GIVEN INSTRUCTION.
In the entries that follow, how many lines contain "list"? Answer with the number only.

Data records.
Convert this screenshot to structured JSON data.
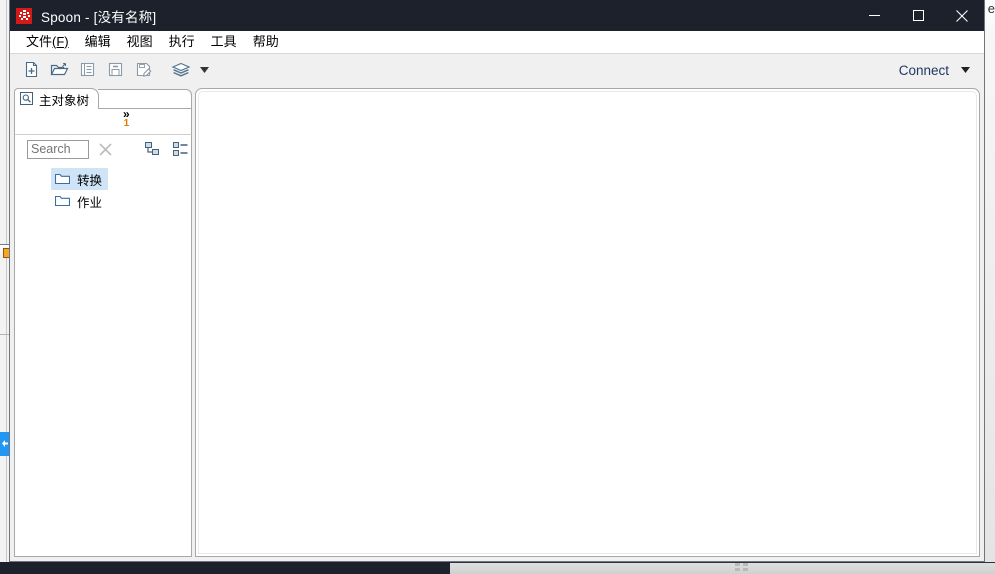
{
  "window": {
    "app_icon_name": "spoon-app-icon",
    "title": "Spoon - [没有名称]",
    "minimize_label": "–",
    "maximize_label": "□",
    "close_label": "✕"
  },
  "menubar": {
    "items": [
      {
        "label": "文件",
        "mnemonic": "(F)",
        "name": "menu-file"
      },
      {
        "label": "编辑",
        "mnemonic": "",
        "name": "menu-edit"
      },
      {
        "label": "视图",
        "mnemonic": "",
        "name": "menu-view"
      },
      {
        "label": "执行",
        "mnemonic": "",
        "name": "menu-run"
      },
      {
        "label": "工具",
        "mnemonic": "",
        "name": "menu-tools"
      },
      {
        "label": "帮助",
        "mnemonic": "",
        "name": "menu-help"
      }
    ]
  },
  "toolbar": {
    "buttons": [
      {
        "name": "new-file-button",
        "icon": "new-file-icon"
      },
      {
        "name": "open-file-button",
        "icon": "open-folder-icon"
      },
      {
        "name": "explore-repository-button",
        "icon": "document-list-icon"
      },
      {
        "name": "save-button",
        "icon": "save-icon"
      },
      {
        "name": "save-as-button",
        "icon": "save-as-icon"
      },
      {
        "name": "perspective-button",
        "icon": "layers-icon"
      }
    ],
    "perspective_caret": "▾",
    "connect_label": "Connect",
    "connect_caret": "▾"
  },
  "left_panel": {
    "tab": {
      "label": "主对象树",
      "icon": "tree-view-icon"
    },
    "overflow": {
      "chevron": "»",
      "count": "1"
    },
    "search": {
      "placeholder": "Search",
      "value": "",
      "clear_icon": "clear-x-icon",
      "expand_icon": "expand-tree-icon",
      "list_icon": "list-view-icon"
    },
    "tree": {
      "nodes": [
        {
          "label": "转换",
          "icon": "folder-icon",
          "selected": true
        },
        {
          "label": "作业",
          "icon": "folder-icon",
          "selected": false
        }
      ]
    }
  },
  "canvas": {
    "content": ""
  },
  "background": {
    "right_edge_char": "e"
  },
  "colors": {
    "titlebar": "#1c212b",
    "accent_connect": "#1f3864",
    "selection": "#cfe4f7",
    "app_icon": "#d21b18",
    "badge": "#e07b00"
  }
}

==

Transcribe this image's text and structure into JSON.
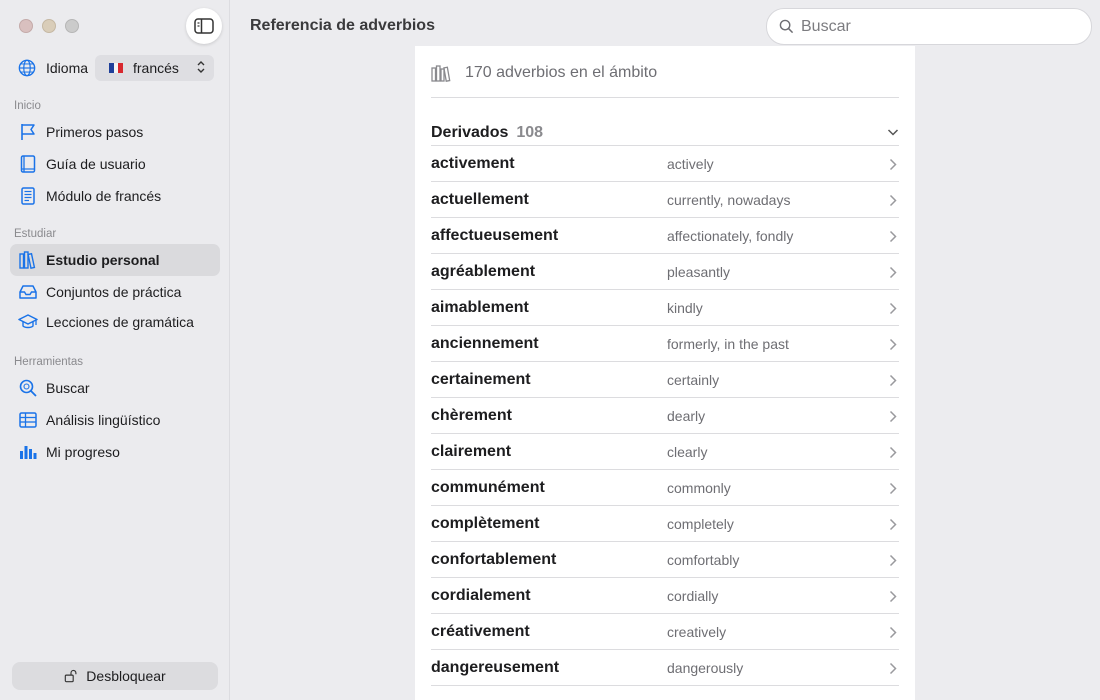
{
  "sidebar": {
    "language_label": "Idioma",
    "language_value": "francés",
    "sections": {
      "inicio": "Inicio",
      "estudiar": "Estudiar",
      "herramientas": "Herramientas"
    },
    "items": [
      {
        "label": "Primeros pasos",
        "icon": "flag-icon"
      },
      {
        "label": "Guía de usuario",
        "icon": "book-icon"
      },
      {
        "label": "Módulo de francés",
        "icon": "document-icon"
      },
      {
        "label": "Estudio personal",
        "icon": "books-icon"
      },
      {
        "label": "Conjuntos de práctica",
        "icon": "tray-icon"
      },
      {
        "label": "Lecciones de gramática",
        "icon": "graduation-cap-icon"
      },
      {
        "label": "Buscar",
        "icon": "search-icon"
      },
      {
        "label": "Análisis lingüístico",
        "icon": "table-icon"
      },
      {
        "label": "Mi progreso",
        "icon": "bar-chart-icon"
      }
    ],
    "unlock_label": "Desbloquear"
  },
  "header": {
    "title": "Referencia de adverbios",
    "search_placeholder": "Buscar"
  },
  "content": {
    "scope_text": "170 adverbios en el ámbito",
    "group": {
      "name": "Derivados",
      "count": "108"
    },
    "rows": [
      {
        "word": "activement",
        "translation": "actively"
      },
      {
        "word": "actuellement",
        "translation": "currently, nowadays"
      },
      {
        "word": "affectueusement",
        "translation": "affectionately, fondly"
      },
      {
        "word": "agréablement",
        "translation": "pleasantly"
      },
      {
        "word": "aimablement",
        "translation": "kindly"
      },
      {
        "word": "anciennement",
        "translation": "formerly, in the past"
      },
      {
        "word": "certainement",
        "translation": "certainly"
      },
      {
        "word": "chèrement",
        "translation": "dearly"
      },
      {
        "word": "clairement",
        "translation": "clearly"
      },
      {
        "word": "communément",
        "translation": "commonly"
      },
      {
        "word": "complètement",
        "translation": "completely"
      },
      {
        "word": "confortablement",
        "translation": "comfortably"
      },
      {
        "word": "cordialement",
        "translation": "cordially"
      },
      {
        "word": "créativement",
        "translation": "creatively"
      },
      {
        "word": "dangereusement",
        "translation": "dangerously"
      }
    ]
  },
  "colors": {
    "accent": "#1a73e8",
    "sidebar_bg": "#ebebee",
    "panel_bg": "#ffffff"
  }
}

EXERCISE OUTPUT.
2